## Instruction
List all the lines in these records that hold "JSON".

***

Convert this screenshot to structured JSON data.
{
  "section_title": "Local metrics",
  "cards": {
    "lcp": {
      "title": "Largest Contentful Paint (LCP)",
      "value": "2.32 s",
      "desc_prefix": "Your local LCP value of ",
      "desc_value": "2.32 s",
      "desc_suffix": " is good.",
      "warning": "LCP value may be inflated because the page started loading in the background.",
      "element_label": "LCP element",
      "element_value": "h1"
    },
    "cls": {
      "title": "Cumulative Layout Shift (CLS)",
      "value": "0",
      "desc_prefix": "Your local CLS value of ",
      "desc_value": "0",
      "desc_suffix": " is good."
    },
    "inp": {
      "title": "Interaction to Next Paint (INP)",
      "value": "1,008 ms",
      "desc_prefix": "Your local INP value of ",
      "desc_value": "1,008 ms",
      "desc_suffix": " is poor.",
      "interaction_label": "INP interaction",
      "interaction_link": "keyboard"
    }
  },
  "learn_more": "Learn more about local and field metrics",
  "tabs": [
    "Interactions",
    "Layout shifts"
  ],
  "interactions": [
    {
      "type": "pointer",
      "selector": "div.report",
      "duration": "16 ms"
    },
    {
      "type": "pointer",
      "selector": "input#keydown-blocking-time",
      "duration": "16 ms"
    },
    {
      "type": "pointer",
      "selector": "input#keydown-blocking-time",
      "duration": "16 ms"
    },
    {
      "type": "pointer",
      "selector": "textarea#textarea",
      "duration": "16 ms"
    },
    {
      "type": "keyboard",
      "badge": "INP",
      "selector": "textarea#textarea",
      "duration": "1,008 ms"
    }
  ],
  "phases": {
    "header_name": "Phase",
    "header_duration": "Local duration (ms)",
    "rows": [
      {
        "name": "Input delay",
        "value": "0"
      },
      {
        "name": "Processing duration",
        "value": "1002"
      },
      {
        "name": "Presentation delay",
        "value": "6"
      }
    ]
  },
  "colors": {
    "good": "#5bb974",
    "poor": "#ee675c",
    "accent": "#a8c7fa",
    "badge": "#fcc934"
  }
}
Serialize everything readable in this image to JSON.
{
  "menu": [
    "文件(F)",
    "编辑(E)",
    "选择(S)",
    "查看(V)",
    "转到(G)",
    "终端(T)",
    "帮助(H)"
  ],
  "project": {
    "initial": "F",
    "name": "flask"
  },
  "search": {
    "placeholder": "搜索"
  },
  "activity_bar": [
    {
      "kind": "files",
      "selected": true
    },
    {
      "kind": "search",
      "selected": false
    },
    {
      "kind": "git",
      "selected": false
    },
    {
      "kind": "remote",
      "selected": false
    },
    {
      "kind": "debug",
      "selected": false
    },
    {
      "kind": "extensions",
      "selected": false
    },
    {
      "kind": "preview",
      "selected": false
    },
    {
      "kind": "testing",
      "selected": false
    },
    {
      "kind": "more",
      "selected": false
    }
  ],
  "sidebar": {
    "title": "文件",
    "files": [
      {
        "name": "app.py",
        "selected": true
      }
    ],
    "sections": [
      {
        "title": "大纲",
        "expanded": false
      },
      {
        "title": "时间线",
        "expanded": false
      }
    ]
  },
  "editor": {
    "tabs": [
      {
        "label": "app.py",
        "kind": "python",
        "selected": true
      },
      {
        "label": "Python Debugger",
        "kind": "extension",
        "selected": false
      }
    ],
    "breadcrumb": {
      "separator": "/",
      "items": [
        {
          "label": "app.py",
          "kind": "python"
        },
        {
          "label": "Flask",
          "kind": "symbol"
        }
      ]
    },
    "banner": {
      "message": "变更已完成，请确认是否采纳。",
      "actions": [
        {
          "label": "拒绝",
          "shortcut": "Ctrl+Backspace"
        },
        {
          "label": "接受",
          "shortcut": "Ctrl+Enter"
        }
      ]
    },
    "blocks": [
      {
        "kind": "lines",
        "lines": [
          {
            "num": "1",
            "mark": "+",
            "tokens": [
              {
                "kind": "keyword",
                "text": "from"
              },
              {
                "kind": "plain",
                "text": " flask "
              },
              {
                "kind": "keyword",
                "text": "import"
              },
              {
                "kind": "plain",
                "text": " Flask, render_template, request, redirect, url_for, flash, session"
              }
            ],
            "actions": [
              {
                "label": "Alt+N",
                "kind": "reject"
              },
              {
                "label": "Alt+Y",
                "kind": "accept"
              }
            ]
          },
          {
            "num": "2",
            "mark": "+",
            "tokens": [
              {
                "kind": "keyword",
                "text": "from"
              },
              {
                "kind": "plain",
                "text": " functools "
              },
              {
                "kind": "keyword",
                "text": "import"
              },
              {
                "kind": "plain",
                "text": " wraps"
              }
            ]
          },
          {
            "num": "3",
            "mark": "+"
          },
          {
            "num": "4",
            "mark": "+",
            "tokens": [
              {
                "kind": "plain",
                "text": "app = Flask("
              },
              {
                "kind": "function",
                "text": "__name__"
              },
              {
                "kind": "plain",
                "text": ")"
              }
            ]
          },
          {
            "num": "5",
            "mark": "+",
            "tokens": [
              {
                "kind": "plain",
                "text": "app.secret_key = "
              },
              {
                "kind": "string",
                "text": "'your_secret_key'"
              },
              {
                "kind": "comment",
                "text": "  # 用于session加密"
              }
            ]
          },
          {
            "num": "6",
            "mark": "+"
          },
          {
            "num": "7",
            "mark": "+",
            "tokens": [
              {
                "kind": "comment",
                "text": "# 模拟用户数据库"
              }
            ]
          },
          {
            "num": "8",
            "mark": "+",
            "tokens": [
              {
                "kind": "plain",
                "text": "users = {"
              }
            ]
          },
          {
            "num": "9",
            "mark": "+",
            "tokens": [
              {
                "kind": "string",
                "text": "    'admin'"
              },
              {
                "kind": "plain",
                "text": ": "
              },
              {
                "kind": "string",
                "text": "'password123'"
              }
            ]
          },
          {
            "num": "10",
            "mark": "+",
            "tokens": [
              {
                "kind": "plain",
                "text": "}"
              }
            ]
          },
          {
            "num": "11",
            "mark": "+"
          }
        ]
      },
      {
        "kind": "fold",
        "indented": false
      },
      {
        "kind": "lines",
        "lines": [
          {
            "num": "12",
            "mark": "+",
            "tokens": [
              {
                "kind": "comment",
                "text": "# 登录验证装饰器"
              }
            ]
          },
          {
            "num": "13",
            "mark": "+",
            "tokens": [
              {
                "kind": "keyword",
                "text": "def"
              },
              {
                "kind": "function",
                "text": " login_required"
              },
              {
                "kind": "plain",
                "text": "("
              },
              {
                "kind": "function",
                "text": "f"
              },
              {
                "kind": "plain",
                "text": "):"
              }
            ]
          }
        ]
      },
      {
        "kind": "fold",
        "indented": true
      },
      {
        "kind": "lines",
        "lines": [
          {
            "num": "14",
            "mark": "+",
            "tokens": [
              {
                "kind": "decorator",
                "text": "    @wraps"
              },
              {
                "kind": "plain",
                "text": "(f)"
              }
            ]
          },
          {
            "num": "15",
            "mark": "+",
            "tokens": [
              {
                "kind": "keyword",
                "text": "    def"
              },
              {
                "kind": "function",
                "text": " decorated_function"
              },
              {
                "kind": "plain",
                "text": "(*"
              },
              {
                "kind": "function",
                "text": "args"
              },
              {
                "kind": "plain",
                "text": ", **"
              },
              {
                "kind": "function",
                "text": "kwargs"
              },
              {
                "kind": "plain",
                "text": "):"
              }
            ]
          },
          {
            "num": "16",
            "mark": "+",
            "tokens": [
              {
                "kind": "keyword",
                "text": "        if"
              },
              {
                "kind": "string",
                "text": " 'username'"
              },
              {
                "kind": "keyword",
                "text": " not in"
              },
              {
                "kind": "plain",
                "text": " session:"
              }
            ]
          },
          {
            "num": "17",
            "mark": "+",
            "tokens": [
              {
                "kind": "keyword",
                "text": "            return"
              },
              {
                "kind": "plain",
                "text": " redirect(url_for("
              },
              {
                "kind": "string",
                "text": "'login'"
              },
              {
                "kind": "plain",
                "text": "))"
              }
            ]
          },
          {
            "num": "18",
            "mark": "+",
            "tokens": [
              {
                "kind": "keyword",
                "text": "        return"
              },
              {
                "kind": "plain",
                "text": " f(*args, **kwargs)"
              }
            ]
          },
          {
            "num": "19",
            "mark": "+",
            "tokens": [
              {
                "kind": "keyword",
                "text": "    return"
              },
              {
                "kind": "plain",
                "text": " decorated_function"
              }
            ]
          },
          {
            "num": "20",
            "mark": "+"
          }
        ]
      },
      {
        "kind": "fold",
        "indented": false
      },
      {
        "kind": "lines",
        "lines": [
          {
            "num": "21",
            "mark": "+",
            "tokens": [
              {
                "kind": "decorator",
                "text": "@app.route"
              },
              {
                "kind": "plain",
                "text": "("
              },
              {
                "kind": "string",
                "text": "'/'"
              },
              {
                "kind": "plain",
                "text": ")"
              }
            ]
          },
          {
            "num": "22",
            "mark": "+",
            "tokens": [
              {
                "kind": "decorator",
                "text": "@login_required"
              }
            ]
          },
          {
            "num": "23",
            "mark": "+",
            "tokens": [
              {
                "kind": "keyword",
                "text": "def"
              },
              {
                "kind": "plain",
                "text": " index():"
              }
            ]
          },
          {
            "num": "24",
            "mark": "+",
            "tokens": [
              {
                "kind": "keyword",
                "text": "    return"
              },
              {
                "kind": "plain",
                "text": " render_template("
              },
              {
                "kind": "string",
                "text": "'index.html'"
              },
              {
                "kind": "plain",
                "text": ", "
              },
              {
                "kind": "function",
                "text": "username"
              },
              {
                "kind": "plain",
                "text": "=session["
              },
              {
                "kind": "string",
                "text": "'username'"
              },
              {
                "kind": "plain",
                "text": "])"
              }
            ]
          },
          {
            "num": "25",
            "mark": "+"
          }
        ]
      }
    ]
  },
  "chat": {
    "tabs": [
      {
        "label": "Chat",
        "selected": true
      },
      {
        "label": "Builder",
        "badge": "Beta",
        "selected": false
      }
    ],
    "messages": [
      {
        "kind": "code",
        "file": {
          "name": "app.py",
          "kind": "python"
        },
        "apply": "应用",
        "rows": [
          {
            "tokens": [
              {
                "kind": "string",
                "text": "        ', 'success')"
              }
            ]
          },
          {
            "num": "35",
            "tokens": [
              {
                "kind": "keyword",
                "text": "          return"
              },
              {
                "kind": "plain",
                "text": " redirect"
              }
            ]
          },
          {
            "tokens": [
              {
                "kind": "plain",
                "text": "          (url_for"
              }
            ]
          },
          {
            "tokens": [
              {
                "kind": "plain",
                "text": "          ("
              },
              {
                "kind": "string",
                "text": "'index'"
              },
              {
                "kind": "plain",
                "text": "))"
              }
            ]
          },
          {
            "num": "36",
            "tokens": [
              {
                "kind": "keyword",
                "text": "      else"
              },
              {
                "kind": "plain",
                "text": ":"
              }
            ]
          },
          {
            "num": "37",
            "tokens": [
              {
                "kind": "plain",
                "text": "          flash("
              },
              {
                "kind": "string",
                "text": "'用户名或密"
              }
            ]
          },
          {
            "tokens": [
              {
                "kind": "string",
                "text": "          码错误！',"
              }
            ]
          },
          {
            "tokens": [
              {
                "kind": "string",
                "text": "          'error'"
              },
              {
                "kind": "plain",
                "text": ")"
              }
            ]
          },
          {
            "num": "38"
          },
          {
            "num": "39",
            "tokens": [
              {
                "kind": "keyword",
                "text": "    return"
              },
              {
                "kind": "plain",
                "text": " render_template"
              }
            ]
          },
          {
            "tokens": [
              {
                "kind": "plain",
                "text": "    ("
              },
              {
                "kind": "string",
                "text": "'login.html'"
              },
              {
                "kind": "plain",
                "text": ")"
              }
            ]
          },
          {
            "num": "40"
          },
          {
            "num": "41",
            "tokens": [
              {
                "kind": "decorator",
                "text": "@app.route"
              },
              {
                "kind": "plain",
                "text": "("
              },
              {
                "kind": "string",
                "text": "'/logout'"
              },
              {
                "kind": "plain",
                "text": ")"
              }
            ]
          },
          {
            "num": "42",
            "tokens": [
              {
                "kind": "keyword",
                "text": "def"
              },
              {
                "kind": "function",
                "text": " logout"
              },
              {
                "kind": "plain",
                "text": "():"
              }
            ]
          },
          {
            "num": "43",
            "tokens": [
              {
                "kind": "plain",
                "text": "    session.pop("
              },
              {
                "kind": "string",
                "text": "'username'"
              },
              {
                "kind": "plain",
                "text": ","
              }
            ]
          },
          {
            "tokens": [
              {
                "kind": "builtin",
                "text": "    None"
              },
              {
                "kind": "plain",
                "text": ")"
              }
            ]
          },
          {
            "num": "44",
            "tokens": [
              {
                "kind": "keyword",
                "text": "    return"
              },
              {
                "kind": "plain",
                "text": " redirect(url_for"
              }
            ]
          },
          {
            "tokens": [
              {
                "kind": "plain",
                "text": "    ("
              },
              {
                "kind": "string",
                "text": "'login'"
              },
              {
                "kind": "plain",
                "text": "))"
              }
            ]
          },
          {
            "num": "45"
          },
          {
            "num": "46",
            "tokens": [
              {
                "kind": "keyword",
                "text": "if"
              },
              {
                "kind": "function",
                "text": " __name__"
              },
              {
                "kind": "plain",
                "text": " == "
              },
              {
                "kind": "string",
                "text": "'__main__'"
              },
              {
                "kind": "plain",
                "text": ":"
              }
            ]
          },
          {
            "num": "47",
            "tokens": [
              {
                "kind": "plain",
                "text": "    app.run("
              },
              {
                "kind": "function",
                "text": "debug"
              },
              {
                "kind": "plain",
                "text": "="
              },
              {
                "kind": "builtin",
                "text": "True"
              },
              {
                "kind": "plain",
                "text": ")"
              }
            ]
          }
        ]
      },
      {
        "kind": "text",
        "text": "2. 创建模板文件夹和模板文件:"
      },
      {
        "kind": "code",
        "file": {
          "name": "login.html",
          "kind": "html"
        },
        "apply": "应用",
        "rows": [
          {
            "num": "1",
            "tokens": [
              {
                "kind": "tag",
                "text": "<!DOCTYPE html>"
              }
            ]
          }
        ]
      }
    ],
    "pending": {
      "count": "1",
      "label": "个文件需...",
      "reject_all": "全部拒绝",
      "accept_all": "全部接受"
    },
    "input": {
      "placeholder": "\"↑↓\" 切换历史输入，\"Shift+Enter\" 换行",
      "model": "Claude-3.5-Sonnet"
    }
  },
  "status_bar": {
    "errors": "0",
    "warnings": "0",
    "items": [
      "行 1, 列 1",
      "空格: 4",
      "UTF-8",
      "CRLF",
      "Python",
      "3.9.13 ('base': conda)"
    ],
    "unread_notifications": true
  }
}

***

## Exercise response
Convert this screenshot to structured JSON data.
Serialize everything readable in this image to JSON.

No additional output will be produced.